▸ **DATA IN THIS EXERCISE**
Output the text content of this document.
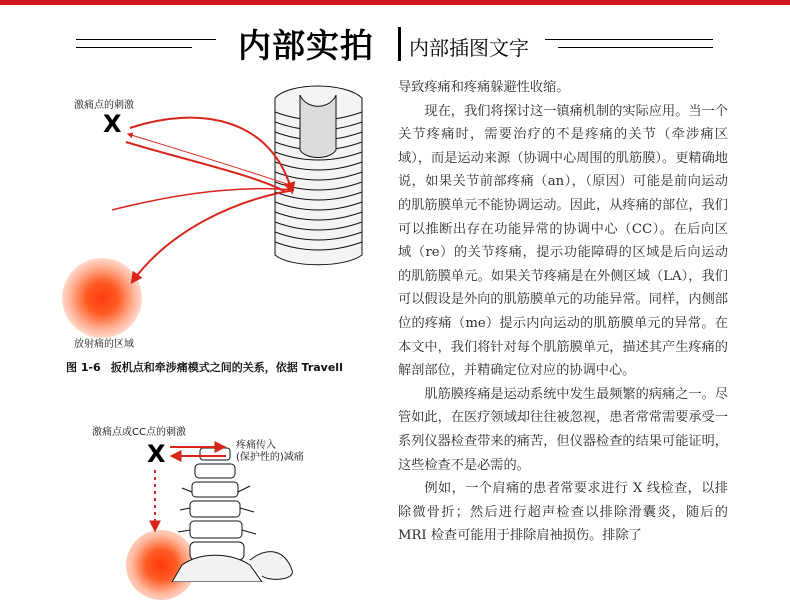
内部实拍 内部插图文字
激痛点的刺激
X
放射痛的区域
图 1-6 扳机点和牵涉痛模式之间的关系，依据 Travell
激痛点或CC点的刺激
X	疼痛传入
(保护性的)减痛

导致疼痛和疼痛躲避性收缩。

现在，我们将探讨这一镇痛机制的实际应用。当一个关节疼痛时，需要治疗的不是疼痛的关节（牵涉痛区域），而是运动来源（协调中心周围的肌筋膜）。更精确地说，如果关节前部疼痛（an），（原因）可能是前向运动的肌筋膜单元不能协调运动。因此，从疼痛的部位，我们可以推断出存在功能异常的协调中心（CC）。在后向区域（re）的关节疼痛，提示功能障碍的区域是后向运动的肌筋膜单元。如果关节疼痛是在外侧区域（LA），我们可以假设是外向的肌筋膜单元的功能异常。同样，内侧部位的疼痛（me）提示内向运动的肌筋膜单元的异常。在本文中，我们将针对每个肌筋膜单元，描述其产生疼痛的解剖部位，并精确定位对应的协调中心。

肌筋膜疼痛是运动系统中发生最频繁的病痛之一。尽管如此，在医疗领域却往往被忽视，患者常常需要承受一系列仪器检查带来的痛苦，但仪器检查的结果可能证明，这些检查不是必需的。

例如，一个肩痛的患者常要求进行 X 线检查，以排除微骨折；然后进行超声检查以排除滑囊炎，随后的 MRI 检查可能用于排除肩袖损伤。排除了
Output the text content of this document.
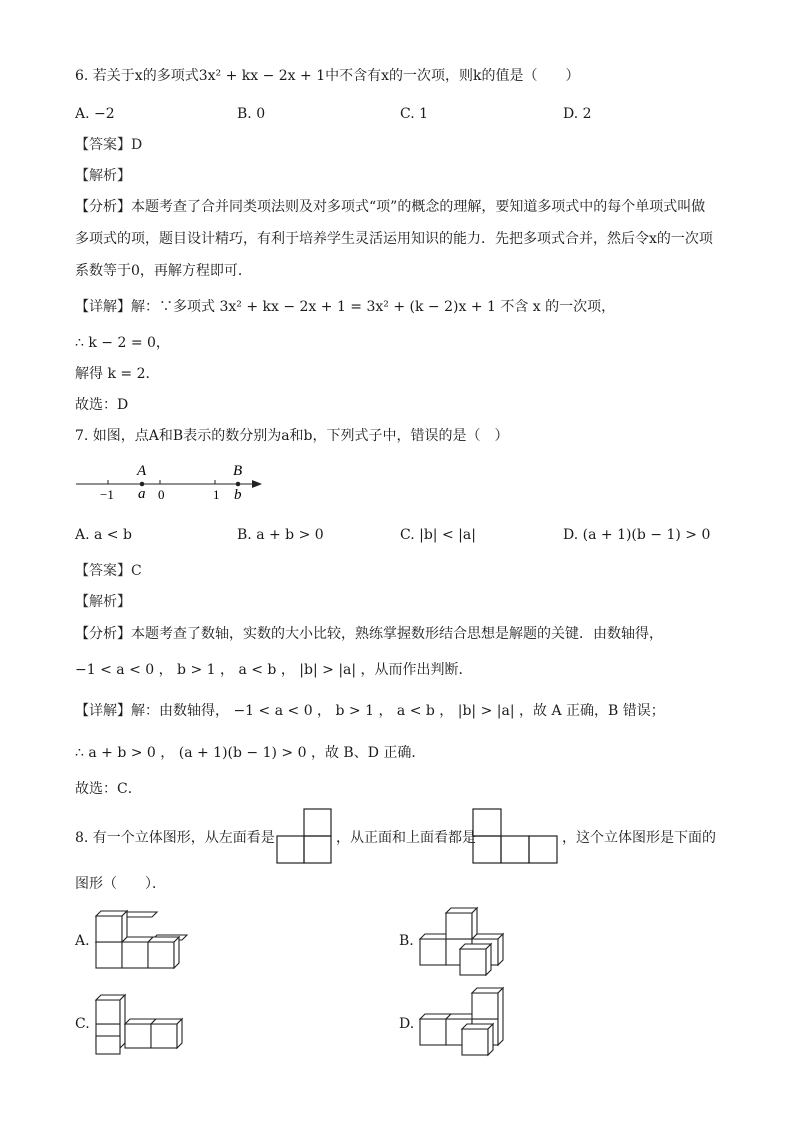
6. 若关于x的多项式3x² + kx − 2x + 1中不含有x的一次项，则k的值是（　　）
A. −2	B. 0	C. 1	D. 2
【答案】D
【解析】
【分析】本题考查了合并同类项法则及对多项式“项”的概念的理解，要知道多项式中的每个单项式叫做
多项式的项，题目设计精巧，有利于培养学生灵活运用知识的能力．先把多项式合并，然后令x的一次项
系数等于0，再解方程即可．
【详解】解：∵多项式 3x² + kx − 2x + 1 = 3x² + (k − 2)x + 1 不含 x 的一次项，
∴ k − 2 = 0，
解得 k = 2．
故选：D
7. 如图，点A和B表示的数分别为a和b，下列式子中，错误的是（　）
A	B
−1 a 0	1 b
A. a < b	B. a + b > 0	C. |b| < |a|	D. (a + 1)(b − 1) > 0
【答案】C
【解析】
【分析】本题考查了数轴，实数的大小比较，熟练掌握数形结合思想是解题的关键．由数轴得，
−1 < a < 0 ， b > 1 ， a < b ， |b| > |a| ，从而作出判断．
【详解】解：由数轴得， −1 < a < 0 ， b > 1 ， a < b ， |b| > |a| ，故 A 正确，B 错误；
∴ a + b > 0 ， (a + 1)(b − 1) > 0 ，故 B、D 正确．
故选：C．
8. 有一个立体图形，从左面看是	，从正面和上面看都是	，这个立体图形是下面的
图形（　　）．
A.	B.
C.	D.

▸ **WRITTEN EXERCISE**
Give every line above again exactly, with no pictures.

▸ **EXERCISE SOLUTION**
Output the text content of this document.
内部实拍 内部插图文字
激痛点的刺激
X
放射痛的区域
图 1-6 扳机点和牵涉痛模式之间的关系，依据 Travell
激痛点或CC点的刺激
X	疼痛传入
(保护性的)减痛

导致疼痛和疼痛躲避性收缩。

现在，我们将探讨这一镇痛机制的实际应用。当一个关节疼痛时，需要治疗的不是疼痛的关节（牵涉痛区域），而是运动来源（协调中心周围的肌筋膜）。更精确地说，如果关节前部疼痛（an），（原因）可能是前向运动的肌筋膜单元不能协调运动。因此，从疼痛的部位，我们可以推断出存在功能异常的协调中心（CC）。在后向区域（re）的关节疼痛，提示功能障碍的区域是后向运动的肌筋膜单元。如果关节疼痛是在外侧区域（LA），我们可以假设是外向的肌筋膜单元的功能异常。同样，内侧部位的疼痛（me）提示内向运动的肌筋膜单元的异常。在本文中，我们将针对每个肌筋膜单元，描述其产生疼痛的解剖部位，并精确定位对应的协调中心。

肌筋膜疼痛是运动系统中发生最频繁的病痛之一。尽管如此，在医疗领域却往往被忽视，患者常常需要承受一系列仪器检查带来的痛苦，但仪器检查的结果可能证明，这些检查不是必需的。

例如，一个肩痛的患者常要求进行 X 线检查，以排除微骨折；然后进行超声检查以排除滑囊炎，随后的 MRI 检查可能用于排除肩袖损伤。排除了
Output the text content of this document.
6. 若关于x的多项式3x² + kx − 2x + 1中不含有x的一次项，则k的值是（　　）
A. −2	B. 0	C. 1	D. 2
【答案】D
【解析】
【分析】本题考查了合并同类项法则及对多项式“项”的概念的理解，要知道多项式中的每个单项式叫做
多项式的项，题目设计精巧，有利于培养学生灵活运用知识的能力．先把多项式合并，然后令x的一次项
系数等于0，再解方程即可．
【详解】解：∵多项式 3x² + kx − 2x + 1 = 3x² + (k − 2)x + 1 不含 x 的一次项，
∴ k − 2 = 0，
解得 k = 2．
故选：D
7. 如图，点A和B表示的数分别为a和b，下列式子中，错误的是（　）
A	B
−1 a 0	1 b
A. a < b	B. a + b > 0	C. |b| < |a|	D. (a + 1)(b − 1) > 0
【答案】C
【解析】
【分析】本题考查了数轴，实数的大小比较，熟练掌握数形结合思想是解题的关键．由数轴得，
−1 < a < 0 ， b > 1 ， a < b ， |b| > |a| ，从而作出判断．
【详解】解：由数轴得， −1 < a < 0 ， b > 1 ， a < b ， |b| > |a| ，故 A 正确，B 错误；
∴ a + b > 0 ， (a + 1)(b − 1) > 0 ，故 B、D 正确．
故选：C．
8. 有一个立体图形，从左面看是	，从正面和上面看都是	，这个立体图形是下面的
图形（　　）．
A.	B.
C.	D.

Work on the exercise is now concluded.